# Thermostat temperature



## oldman2 (May 16, 2011)

What is the thermostat temperature rating on the 2011 2LT Cruze. After driving the car for around fifteen to twenty minutes the temp guage reads normal but when I open the hood and feel the radiator hoses the hose on the left feels cool. The top of the hose where the thermostat is feels hot but the bottom feels cool. To me that means the thermostat is not opening. Why does it take so long to open. I assume if it didn't open the car would overheat.


----------



## Chevyderek72 (May 16, 2011)

Its an electronic thermostat and my coolant temps are right around 215-220.

Sent from my DROID X2 using AutoGuide App


----------



## Vetterin (Mar 27, 2011)

If the temperature gauge is indicating that the engine is warmed up but one hose is hot and the other is cold, the thermostat is probably stuck closed, and the coolant isn't circulating through the radiator.
​


----------



## cruzeman (Mar 13, 2011)

uh oh, i have been smelling antifreeze spewing out of the engine compartment for awhile. I thought i would check the temp of my hoses and the left hose i can hold without a problem but the right hose will burn my hand if I hold it more then 10 seconds. im thinking something is definitely not right. I will call dealer tomorrow.... maybe my thermostat is stuck closed which is why im smelling antifreeze


----------



## David1 (Sep 16, 2011)

STORED ROWS:
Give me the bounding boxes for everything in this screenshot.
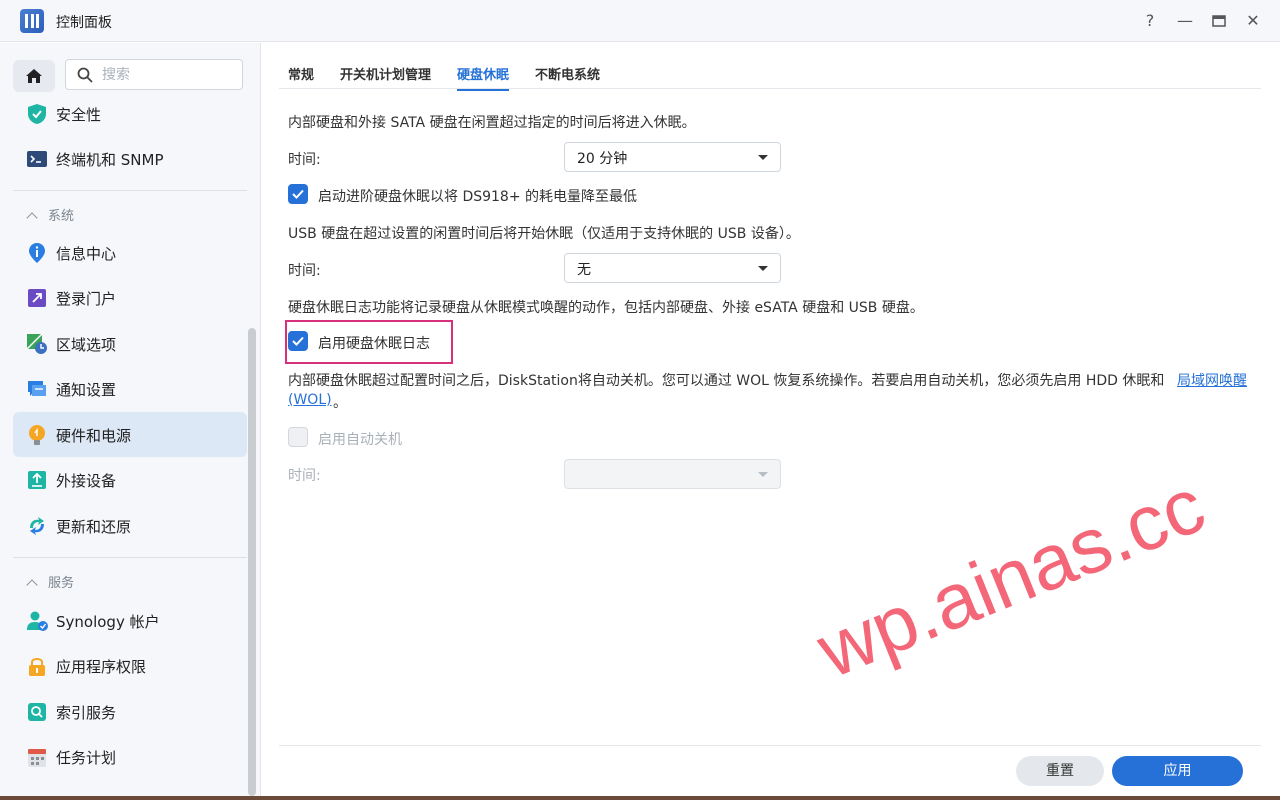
sidebar-item-app-permissions[interactable]: 应用程序权限 bbox=[13, 643, 247, 688]
wol-link[interactable]: 局域网唤醒 bbox=[1177, 370, 1247, 390]
sidebar-item-label: 硬件和电源 bbox=[56, 427, 132, 445]
sidebar-item-region-options[interactable]: 区域选项 bbox=[13, 321, 247, 366]
sidebar-item-label: Synology 帐户 bbox=[56, 613, 160, 631]
advanced-hibernation-checkbox[interactable] bbox=[288, 184, 308, 204]
shield-icon bbox=[28, 104, 46, 124]
auto-shutdown-description: 内部硬盘休眠超过配置时间之后，DiskStation将自动关机。您可以通过 WO… bbox=[288, 373, 1165, 389]
sidebar-item-label: 任务计划 bbox=[56, 749, 117, 767]
sidebar-item-label: 应用程序权限 bbox=[56, 658, 147, 676]
maximize-icon bbox=[1212, 15, 1226, 27]
internal-time-label: 时间: bbox=[288, 152, 321, 168]
dropdown-arrow-icon bbox=[758, 266, 768, 271]
auto-shutdown-description-end: 。 bbox=[333, 395, 347, 411]
sidebar-item-label: 通知设置 bbox=[56, 381, 117, 399]
tab-ups[interactable]: 不断电系统 bbox=[535, 64, 600, 83]
bulb-icon bbox=[29, 425, 45, 445]
search-box[interactable] bbox=[65, 59, 243, 90]
window-title: 控制面板 bbox=[56, 15, 112, 31]
maximize-button[interactable] bbox=[1208, 10, 1230, 32]
search-input[interactable] bbox=[102, 64, 232, 85]
home-button[interactable] bbox=[13, 60, 55, 92]
auto-shutdown-time-label: 时间: bbox=[288, 468, 321, 484]
internal-time-select[interactable]: 20 分钟 bbox=[564, 142, 781, 172]
sidebar-item-label: 外接设备 bbox=[56, 472, 117, 490]
sidebar-item-security[interactable]: 安全性 bbox=[13, 91, 247, 136]
desktop-edge bbox=[0, 796, 1280, 800]
select-value: 无 bbox=[577, 262, 591, 278]
external-device-icon bbox=[28, 471, 46, 489]
sidebar-item-label: 安全性 bbox=[56, 106, 102, 124]
sidebar-item-label: 区域选项 bbox=[56, 336, 117, 354]
sidebar-item-info-center[interactable]: 信息中心 bbox=[13, 230, 247, 275]
login-portal-icon bbox=[28, 289, 46, 307]
sidebar-item-index-service[interactable]: 索引服务 bbox=[13, 689, 247, 734]
calendar-icon bbox=[28, 749, 46, 767]
divider bbox=[13, 190, 247, 191]
sidebar: 安全性 终端机和 SNMP 系统 信息中心 登录门户 bbox=[0, 43, 261, 800]
checkmark-icon bbox=[292, 336, 304, 346]
tab-general[interactable]: 常规 bbox=[288, 64, 314, 83]
watermark: wp.ainas.cc bbox=[805, 460, 1217, 695]
apply-button[interactable]: 应用 bbox=[1112, 756, 1243, 786]
sidebar-item-hardware-power[interactable]: 硬件和电源 bbox=[13, 412, 247, 457]
sidebar-item-login-portal[interactable]: 登录门户 bbox=[13, 275, 247, 320]
enable-auto-shutdown-label: 启用自动关机 bbox=[318, 432, 402, 448]
sidebar-item-terminal-snmp[interactable]: 终端机和 SNMP bbox=[13, 136, 247, 181]
usb-time-select[interactable]: 无 bbox=[564, 253, 781, 283]
lock-icon bbox=[29, 658, 45, 676]
title-bar: 控制面板 ? — ✕ bbox=[0, 0, 1280, 42]
sidebar-scrollbar[interactable] bbox=[248, 328, 256, 796]
divider bbox=[13, 557, 247, 558]
minimize-button[interactable]: — bbox=[1174, 10, 1196, 32]
index-icon bbox=[28, 703, 46, 721]
notification-icon bbox=[28, 381, 46, 396]
enable-auto-shutdown-checkbox[interactable] bbox=[288, 427, 308, 447]
auto-shutdown-time-select[interactable] bbox=[564, 459, 781, 489]
sidebar-item-synology-account[interactable]: Synology 帐户 bbox=[13, 598, 247, 643]
tab-bar: 常规 开关机计划管理 硬盘休眠 不断电系统 bbox=[279, 55, 1261, 91]
control-panel-app-icon bbox=[20, 9, 44, 33]
dropdown-arrow-icon bbox=[758, 155, 768, 160]
usb-time-label: 时间: bbox=[288, 263, 321, 279]
info-icon bbox=[29, 243, 45, 263]
tab-power-schedule[interactable]: 开关机计划管理 bbox=[340, 64, 431, 83]
section-header-services[interactable]: 服务 bbox=[26, 572, 74, 591]
help-button[interactable]: ? bbox=[1139, 10, 1161, 32]
usb-description: USB 硬盘在超过设置的闲置时间后将开始休眠（仅适用于支持休眠的 USB 设备）… bbox=[288, 226, 800, 242]
close-button[interactable]: ✕ bbox=[1242, 10, 1264, 32]
search-icon bbox=[77, 67, 93, 83]
sidebar-item-task-scheduler[interactable]: 任务计划 bbox=[13, 734, 247, 779]
home-icon bbox=[26, 69, 42, 83]
terminal-icon bbox=[27, 151, 47, 167]
checkmark-icon bbox=[292, 189, 304, 199]
chevron-up-icon bbox=[26, 579, 38, 591]
wol-link-continued[interactable]: (WOL) bbox=[288, 392, 332, 408]
advanced-hibernation-label: 启动进阶硬盘休眠以将 DS918+ 的耗电量降至最低 bbox=[318, 189, 638, 205]
internal-disk-description: 内部硬盘和外接 SATA 硬盘在闲置超过指定的时间后将进入休眠。 bbox=[288, 115, 696, 131]
sidebar-item-update-restore[interactable]: 更新和还原 bbox=[13, 503, 247, 548]
account-icon bbox=[27, 611, 48, 631]
sidebar-item-notification[interactable]: 通知设置 bbox=[13, 366, 247, 411]
enable-hibernation-log-checkbox[interactable] bbox=[288, 331, 308, 351]
chevron-up-icon bbox=[26, 212, 38, 224]
update-icon bbox=[30, 517, 44, 535]
sidebar-item-external-devices[interactable]: 外接设备 bbox=[13, 457, 247, 502]
enable-hibernation-log-label: 启用硬盘休眠日志 bbox=[318, 336, 430, 352]
hibernation-log-description: 硬盘休眠日志功能将记录硬盘从休眠模式唤醒的动作，包括内部硬盘、外接 eSATA … bbox=[288, 300, 924, 316]
select-value: 20 分钟 bbox=[577, 151, 628, 167]
sidebar-item-label: 登录门户 bbox=[56, 290, 117, 308]
dropdown-arrow-icon bbox=[758, 472, 768, 477]
reset-button[interactable]: 重置 bbox=[1016, 756, 1104, 786]
sidebar-item-label: 信息中心 bbox=[56, 245, 117, 263]
tab-hdd-hibernation[interactable]: 硬盘休眠 bbox=[457, 64, 510, 91]
sidebar-item-label: 更新和还原 bbox=[56, 518, 132, 536]
section-header-system[interactable]: 系统 bbox=[26, 205, 74, 224]
region-icon bbox=[26, 333, 47, 354]
sidebar-item-label: 索引服务 bbox=[56, 704, 117, 722]
footer-divider bbox=[279, 745, 1261, 746]
sidebar-item-label: 终端机和 SNMP bbox=[56, 151, 164, 169]
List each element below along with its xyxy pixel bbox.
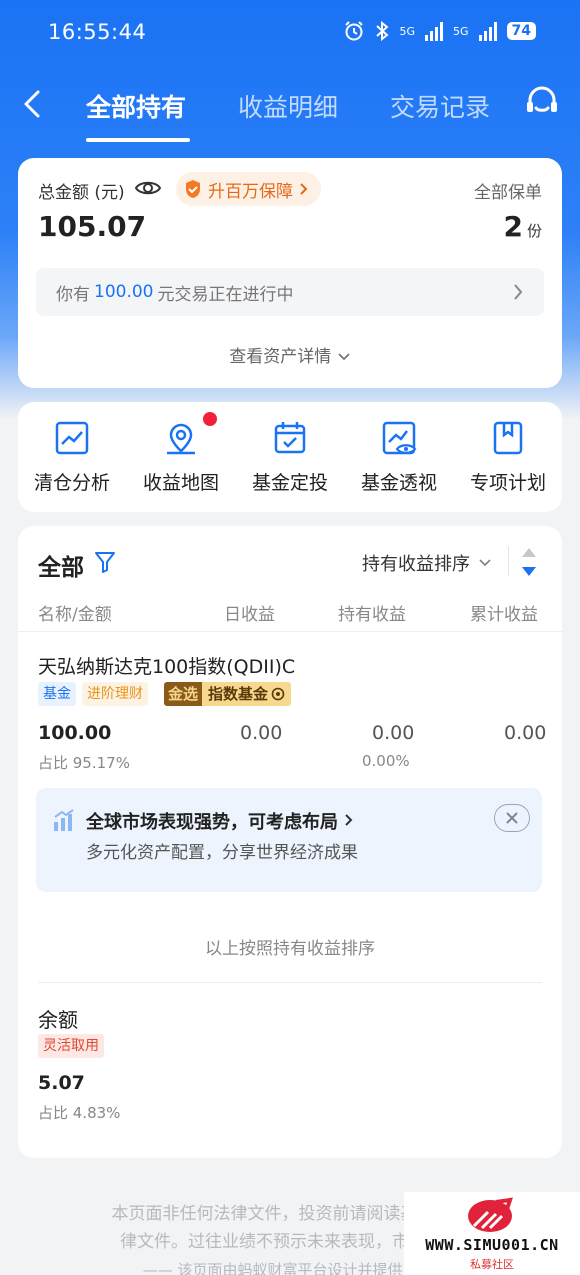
network-5g-label: 5G	[399, 24, 415, 38]
status-time: 16:55:44	[48, 20, 147, 44]
column-header-cumulative: 累计收益	[470, 605, 538, 625]
tool-label: 收益地图	[142, 472, 219, 494]
calendar-check-icon	[274, 422, 306, 454]
sort-select-label: 持有收益排序	[362, 554, 470, 575]
tag-fund: 基金	[38, 682, 76, 706]
bar-chart-up-icon	[54, 809, 74, 831]
gold-tag-b: 指数基金	[208, 685, 269, 703]
column-header-daily: 日收益	[224, 605, 275, 625]
shield-icon	[186, 180, 200, 198]
bluetooth-icon	[376, 20, 389, 42]
policy-count-value: 2	[503, 210, 523, 243]
close-button[interactable]	[494, 804, 530, 832]
status-bar: 16:55:44 5G 5G 74	[0, 0, 580, 66]
sort-order-icon[interactable]	[520, 546, 538, 578]
network-5g-label-2: 5G	[452, 24, 469, 38]
fund-daily-earnings: 0.00	[240, 722, 283, 744]
tool-label: 基金透视	[360, 472, 437, 494]
tag-advanced: 进阶理财	[82, 682, 148, 706]
tool-clearance-analysis[interactable]: 清仓分析	[18, 418, 126, 495]
watermark-logo-icon	[468, 1197, 513, 1232]
header-divider	[18, 631, 562, 632]
chevron-down-icon	[479, 559, 491, 567]
all-policies-link[interactable]: 全部保单	[474, 178, 542, 203]
tool-fund-insight[interactable]: 基金透视	[345, 418, 453, 495]
watermark-subtitle: 私募社区	[470, 1258, 514, 1271]
customer-service-icon[interactable]	[522, 82, 562, 122]
pending-transaction-bar[interactable]: 你有 100.00 元交易正在进行中	[36, 268, 544, 316]
chevron-right-icon	[514, 284, 523, 300]
asset-detail-label: 查看资产详情	[229, 347, 332, 367]
sort-note: 以上按照持有收益排序	[205, 939, 375, 959]
tag-gold-selection: 金选 指数基金	[164, 682, 292, 706]
promo-title: 全球市场表现强势，可考虑布局	[86, 808, 354, 834]
sort-select[interactable]: 持有收益排序	[362, 550, 492, 576]
fund-cumulative-earnings: 0.00	[504, 722, 547, 744]
tab-earnings-detail[interactable]: 收益明细	[238, 88, 338, 124]
fund-ratio: 占比 95.17%	[38, 754, 130, 772]
signal-icon	[424, 21, 443, 41]
alarm-icon	[345, 21, 364, 41]
gold-tag-a: 金选	[164, 682, 203, 706]
tool-fund-sip[interactable]: 基金定投	[236, 418, 344, 495]
balance-divider	[38, 982, 542, 983]
fund-holding-earnings: 0.00	[372, 722, 415, 744]
policy-count: 2份	[504, 210, 543, 243]
pending-prefix: 你有	[56, 284, 90, 305]
filter-icon[interactable]	[94, 550, 116, 574]
column-header-name: 名称/金额	[38, 605, 112, 625]
bookmark-doc-icon	[493, 421, 523, 455]
chevron-right-icon	[300, 183, 308, 195]
pending-amount: 100.00	[94, 282, 154, 302]
tool-special-plan[interactable]: 专项计划	[454, 418, 562, 495]
pending-suffix: 元交易正在进行中	[157, 284, 294, 305]
market-promo-banner[interactable]: 全球市场表现强势，可考虑布局 多元化资产配置，分享世界经济成果	[36, 788, 542, 892]
chevron-down-icon	[338, 353, 350, 361]
protection-badge-label: 升百万保障	[208, 181, 293, 202]
fund-holding-pct: 0.00%	[362, 752, 410, 770]
policy-unit: 份	[526, 222, 542, 240]
sort-divider	[508, 546, 509, 576]
signal-icon-2	[478, 21, 497, 41]
eye-icon[interactable]	[134, 177, 162, 199]
balance-amount: 5.07	[38, 1072, 85, 1094]
total-amount-label: 总金额 (元)	[38, 183, 125, 203]
tool-label: 清仓分析	[33, 472, 110, 494]
tab-all-holdings[interactable]: 全部持有	[86, 88, 186, 124]
watermark: WWW.SIMU001.CN 私募社区	[404, 1192, 580, 1275]
fund-name: 天弘纳斯达克100指数(QDII)C	[38, 656, 296, 678]
target-icon	[271, 687, 285, 701]
balance-title: 余额	[38, 1008, 78, 1032]
watermark-url: WWW.SIMU001.CN	[425, 1236, 559, 1254]
balance-ratio: 占比 4.83%	[38, 1104, 121, 1122]
tool-earnings-map[interactable]: 收益地图	[127, 412, 235, 495]
tab-underline	[86, 138, 190, 142]
column-header-holding: 持有收益	[338, 605, 406, 625]
map-pin-icon	[167, 423, 195, 455]
back-icon[interactable]	[18, 84, 48, 124]
chart-line-icon	[55, 421, 89, 455]
nav-bar: 全部持有 收益明细 交易记录	[0, 78, 580, 142]
summary-card: 总金额 (元) 升百万保障 105.07 全部保单 2份 你有 100.00 元…	[18, 158, 562, 388]
notification-dot	[203, 412, 217, 426]
fund-amount: 100.00	[38, 722, 112, 744]
tools-card: 清仓分析 收益地图 基金定投 基金透视 专项计划	[18, 402, 562, 512]
tag-flexible: 灵活取用	[38, 1034, 104, 1058]
status-icons: 5G 5G 74	[343, 20, 536, 42]
chevron-right-icon	[345, 814, 353, 826]
promo-subtitle: 多元化资产配置，分享世界经济成果	[86, 843, 358, 863]
holdings-filter-title[interactable]: 全部	[38, 548, 84, 582]
tool-label: 基金定投	[251, 472, 328, 494]
gold-tag-b-wrap: 指数基金	[202, 682, 292, 706]
eye-chart-icon	[382, 421, 417, 455]
close-icon	[506, 812, 518, 824]
tool-label: 专项计划	[469, 472, 546, 494]
protection-badge[interactable]: 升百万保障	[176, 172, 321, 206]
holdings-card: 全部 持有收益排序 名称/金额 日收益 持有收益 累计收益 天弘纳斯达克100指…	[18, 526, 562, 1158]
battery-icon: 74	[506, 22, 536, 40]
asset-detail-link[interactable]: 查看资产详情	[18, 342, 562, 367]
tab-transactions[interactable]: 交易记录	[390, 88, 490, 124]
promo-title-text: 全球市场表现强势，可考虑布局	[86, 812, 338, 833]
total-amount-value: 105.07	[38, 210, 147, 243]
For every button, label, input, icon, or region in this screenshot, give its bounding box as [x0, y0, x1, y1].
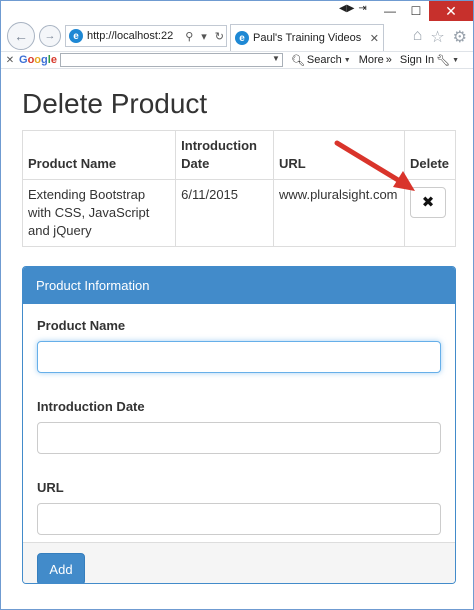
minimize-button[interactable]: — [377, 1, 403, 21]
chevron-down-icon: ▼ [452, 56, 460, 64]
page-content: Delete Product Product Name Introduction… [21, 73, 457, 247]
address-bar[interactable]: e http://localhost:22 ⚲ ▾ ↻ [65, 25, 227, 47]
maximize-button[interactable]: ☐ [403, 1, 429, 21]
url-input[interactable] [37, 503, 441, 535]
product-table: Product Name Introduction Date URL Delet… [21, 130, 457, 247]
table-row: Extending Bootstrap with CSS, JavaScript… [21, 179, 457, 247]
close-window-button[interactable]: ✕ [429, 1, 473, 21]
add-button[interactable]: Add [37, 553, 85, 583]
panel-title: Product Information [23, 267, 455, 304]
more-button[interactable]: More » [355, 54, 396, 66]
delete-button[interactable]: ✖ [409, 187, 446, 218]
header-delete: Delete [403, 130, 457, 180]
toolbar-close-icon[interactable]: ✕ [1, 55, 19, 66]
google-search-button[interactable]: 🔍︎ Search ▼ [287, 54, 355, 67]
google-toolbar: ✕ Google ▼ 🔍︎ Search ▼ More » Sign In 🔧︎… [1, 51, 473, 69]
refresh-icon[interactable]: ↻ [213, 30, 226, 43]
header-url: URL [273, 130, 405, 180]
header-introduction-date: Introduction Date [175, 130, 275, 180]
settings-gear-icon[interactable]: ⚙ [453, 27, 467, 47]
sign-in-label: Sign In [399, 54, 435, 66]
address-url[interactable]: http://localhost:22 [87, 30, 179, 42]
cell-introduction-date: 6/11/2015 [175, 179, 275, 247]
ie-logo-icon: e [69, 29, 83, 43]
dropdown-icon[interactable]: ▾ [199, 30, 209, 43]
search-icon[interactable]: ⚲ [183, 30, 195, 43]
cell-url: www.pluralsight.com [273, 179, 405, 247]
wrench-icon: 🔧︎ [436, 54, 451, 67]
home-icon[interactable]: ⌂ [413, 27, 423, 47]
panel-body: Product Name Introduction Date URL [23, 304, 455, 542]
cell-delete: ✖ [403, 179, 457, 247]
split-arrows-icon[interactable]: ◀▶ [339, 3, 354, 14]
google-search-input[interactable]: ▼ [59, 53, 283, 67]
product-name-input[interactable] [37, 341, 441, 373]
introduction-date-input[interactable] [37, 422, 441, 454]
favorites-star-icon[interactable]: ☆ [430, 27, 444, 47]
title-bar: ◀▶ ⇥ — ☐ ✕ [1, 1, 473, 21]
browser-tab[interactable]: e Paul's Training Videos ✕ [230, 24, 384, 51]
table-header-row: Product Name Introduction Date URL Delet… [21, 130, 457, 180]
google-logo: Google [19, 54, 57, 66]
chevron-down-icon[interactable]: ▼ [272, 54, 280, 63]
tab-close-icon[interactable]: ✕ [370, 32, 383, 45]
search-icon: 🔍︎ [290, 54, 305, 67]
more-label: More [358, 54, 384, 66]
chevron-down-icon: ▼ [343, 56, 351, 64]
tab-favicon-icon: e [235, 31, 249, 45]
product-info-panel: Product Information Product Name Introdu… [22, 266, 456, 584]
restore-pane-icon[interactable]: ⇥ [358, 3, 366, 14]
window-nav-icons: ◀▶ ⇥ [339, 3, 367, 14]
forward-button[interactable]: → [39, 25, 61, 47]
tab-title: Paul's Training Videos [253, 32, 362, 44]
cell-product-name: Extending Bootstrap with CSS, JavaScript… [21, 179, 177, 247]
double-chevron-icon: » [385, 54, 392, 66]
url-label: URL [37, 480, 64, 495]
sign-in-button[interactable]: Sign In 🔧︎ ▼ [396, 54, 463, 67]
browser-window: ◀▶ ⇥ — ☐ ✕ ← → e http://localhost:22 ⚲ ▾… [0, 0, 474, 610]
header-product-name: Product Name [21, 130, 177, 180]
page-title: Delete Product [22, 88, 208, 119]
search-label: Search [306, 54, 342, 66]
introduction-date-label: Introduction Date [37, 399, 145, 414]
back-button[interactable]: ← [7, 22, 35, 50]
x-mark-icon: ✖ [421, 193, 435, 211]
address-row: ← → e http://localhost:22 ⚲ ▾ ↻ e Paul's… [1, 21, 473, 51]
forward-arrow-icon: → [44, 30, 56, 42]
panel-footer: Add [23, 542, 455, 583]
product-name-label: Product Name [37, 318, 126, 333]
back-arrow-icon: ← [14, 28, 28, 44]
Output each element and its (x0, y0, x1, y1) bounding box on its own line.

THE PROBLEM:
Resume the Cruze thermostat thread from where it stops.

WRITTEN REPLY:
Normal especially if you are running the heater. Don't go by the dash. I have been monitoring coolant temps with my gauge. With the heater on ¾ hot and fan speed on 3, (ambient temp between 30 and 40) my coolant temp will stay around 165 for up to 20 minutes. Turn the heat and fan down and temp will then get to 210-220 and then the stat will open. No need for the stat to be open at all times. The colder it gets out the longer it will stay closed.


----------



## ssan0724 (11 mo ago)

Replace my leaking thermostat OEM 70,000 MI with a lifetime dorman ran temperature 180 to 205 then this fault came out 2 months later P0599 – Thermostat heater control system -circuit high. Return it
purchased OEM ACDelco now it runs 215 to 230 every 90 sec with the fan comes on at 230 is this going to be problems in the future?
If someone can check OBD that's been running a year no problems what is their normal temperature range.
Thanks


----------



## snowwy66 (Nov 5, 2017)

The Tstat is a 221* fan kicks on at 231*
The second generation went back to a 190* stat and 212 fan i think it is.

The too hose is supposed to be hot. The bottom hose is supposed to be cooler. That's the radiator cooling water down. 

If your stat is closed the car will tell you it's overheating.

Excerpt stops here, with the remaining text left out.